▸ **TASK DIRECTIONS**
Count how many lines of the material hold "JSON". Respond with that number alone.

▸ **RECORDS FOR THIS EXERCISE**
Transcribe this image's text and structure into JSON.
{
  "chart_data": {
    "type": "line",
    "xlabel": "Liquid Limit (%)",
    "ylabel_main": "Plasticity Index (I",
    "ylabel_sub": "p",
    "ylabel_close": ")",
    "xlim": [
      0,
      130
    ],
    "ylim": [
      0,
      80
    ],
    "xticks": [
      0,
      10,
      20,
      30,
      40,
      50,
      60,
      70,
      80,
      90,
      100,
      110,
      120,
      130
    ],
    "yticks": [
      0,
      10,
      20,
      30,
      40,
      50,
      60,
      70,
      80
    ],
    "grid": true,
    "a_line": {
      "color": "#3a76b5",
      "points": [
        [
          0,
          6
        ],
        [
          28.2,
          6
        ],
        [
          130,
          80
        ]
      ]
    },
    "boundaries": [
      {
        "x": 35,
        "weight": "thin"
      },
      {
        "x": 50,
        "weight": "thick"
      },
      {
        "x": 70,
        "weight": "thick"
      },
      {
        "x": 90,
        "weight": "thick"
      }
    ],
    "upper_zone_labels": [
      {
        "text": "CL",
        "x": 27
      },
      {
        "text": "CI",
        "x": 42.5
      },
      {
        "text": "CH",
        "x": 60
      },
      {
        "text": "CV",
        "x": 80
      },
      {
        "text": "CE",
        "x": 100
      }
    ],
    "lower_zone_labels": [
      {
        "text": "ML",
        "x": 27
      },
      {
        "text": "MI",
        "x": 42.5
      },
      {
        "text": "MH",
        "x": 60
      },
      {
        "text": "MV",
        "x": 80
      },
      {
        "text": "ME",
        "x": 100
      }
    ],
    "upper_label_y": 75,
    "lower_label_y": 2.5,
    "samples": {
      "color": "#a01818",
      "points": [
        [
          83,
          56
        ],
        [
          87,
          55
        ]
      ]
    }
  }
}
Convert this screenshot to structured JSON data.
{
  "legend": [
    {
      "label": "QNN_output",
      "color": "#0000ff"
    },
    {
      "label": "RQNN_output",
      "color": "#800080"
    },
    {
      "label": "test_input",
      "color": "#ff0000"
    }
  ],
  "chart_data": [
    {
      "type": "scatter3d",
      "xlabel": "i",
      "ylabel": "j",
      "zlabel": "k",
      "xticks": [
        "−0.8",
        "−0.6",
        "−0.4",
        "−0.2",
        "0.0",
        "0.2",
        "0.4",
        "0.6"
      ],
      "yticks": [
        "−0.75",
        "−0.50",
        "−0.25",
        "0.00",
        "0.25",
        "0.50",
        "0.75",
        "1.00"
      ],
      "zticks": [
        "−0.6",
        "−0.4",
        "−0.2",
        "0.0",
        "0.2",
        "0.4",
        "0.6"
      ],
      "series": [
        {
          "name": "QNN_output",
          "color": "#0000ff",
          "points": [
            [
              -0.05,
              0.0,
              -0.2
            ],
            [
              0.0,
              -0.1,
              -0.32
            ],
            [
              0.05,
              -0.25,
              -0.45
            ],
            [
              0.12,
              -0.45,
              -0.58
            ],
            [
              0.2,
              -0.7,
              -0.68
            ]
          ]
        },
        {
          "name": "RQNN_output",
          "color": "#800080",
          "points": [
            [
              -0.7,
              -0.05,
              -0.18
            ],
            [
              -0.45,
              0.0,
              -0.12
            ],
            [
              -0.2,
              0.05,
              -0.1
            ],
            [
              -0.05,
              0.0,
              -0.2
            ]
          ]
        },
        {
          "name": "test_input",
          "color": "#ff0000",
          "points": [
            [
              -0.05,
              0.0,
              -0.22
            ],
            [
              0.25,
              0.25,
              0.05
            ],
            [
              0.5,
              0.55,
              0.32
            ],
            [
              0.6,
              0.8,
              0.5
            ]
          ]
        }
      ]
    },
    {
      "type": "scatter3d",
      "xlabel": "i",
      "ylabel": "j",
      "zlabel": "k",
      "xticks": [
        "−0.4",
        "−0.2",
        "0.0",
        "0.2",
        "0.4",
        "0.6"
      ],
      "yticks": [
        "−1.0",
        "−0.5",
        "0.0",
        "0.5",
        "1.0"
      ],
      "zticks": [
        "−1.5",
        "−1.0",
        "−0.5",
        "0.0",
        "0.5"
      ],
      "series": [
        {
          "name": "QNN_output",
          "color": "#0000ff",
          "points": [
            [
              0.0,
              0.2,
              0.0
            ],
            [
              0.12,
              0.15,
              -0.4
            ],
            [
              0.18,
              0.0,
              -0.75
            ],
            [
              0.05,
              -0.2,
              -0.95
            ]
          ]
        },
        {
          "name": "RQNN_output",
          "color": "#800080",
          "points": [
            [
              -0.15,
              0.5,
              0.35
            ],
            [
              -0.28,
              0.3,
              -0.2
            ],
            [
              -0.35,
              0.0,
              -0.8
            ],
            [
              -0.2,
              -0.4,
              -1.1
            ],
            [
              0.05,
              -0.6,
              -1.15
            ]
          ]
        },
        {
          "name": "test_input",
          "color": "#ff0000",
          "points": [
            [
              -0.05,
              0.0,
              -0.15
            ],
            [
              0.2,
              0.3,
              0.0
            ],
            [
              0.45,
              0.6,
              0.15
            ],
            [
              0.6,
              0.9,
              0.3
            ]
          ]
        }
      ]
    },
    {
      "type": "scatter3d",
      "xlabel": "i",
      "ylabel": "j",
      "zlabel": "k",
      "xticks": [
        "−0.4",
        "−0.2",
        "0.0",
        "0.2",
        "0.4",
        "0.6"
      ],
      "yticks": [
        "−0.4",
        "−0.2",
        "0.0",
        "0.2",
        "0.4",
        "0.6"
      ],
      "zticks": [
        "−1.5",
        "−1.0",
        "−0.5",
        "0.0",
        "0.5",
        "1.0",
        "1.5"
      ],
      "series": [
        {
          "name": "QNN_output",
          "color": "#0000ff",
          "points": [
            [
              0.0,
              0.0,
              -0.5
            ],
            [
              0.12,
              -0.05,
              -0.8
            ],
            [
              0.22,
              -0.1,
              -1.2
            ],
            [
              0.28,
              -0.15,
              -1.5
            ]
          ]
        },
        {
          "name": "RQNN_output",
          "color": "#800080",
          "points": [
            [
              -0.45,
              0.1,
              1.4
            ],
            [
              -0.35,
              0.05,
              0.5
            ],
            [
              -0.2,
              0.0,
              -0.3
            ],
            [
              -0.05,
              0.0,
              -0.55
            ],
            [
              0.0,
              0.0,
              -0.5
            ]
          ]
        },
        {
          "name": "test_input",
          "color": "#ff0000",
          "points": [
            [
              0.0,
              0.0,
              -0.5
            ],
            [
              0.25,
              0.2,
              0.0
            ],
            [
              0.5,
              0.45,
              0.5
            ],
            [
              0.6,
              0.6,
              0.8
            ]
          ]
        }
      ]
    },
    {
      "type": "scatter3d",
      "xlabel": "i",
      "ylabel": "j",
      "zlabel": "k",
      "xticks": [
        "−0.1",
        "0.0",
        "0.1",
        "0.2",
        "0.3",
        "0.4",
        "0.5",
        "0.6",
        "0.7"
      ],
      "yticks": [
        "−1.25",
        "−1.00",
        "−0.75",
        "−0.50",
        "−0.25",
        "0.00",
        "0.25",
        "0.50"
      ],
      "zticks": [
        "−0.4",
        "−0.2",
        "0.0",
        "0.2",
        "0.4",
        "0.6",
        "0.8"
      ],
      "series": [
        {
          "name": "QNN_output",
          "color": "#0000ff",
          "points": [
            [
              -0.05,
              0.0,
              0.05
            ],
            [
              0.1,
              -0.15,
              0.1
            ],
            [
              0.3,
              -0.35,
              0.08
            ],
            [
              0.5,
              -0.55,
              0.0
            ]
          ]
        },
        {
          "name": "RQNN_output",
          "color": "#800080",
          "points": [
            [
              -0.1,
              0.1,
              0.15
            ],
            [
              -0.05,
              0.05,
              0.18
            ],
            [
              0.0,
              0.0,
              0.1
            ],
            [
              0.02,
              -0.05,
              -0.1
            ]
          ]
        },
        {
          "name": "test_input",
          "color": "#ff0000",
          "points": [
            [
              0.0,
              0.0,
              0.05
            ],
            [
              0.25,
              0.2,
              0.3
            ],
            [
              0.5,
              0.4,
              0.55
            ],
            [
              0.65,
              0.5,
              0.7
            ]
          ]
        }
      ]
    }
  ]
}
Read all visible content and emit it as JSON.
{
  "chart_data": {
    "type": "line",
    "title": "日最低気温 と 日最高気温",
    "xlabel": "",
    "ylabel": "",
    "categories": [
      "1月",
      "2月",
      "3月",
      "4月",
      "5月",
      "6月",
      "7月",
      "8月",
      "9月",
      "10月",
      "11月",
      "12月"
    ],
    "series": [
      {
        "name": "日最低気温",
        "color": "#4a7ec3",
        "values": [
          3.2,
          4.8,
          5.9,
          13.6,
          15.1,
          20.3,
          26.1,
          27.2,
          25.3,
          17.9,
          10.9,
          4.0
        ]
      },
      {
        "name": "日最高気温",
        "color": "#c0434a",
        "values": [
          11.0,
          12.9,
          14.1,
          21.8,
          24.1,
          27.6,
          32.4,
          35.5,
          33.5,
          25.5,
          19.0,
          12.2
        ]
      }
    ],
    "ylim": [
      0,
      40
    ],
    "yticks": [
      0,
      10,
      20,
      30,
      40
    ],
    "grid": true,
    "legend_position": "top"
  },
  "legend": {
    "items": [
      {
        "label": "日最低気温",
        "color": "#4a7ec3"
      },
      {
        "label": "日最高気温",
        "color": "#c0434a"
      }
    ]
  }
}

▸ **SOLUTION FOR THIS EXERCISE**
3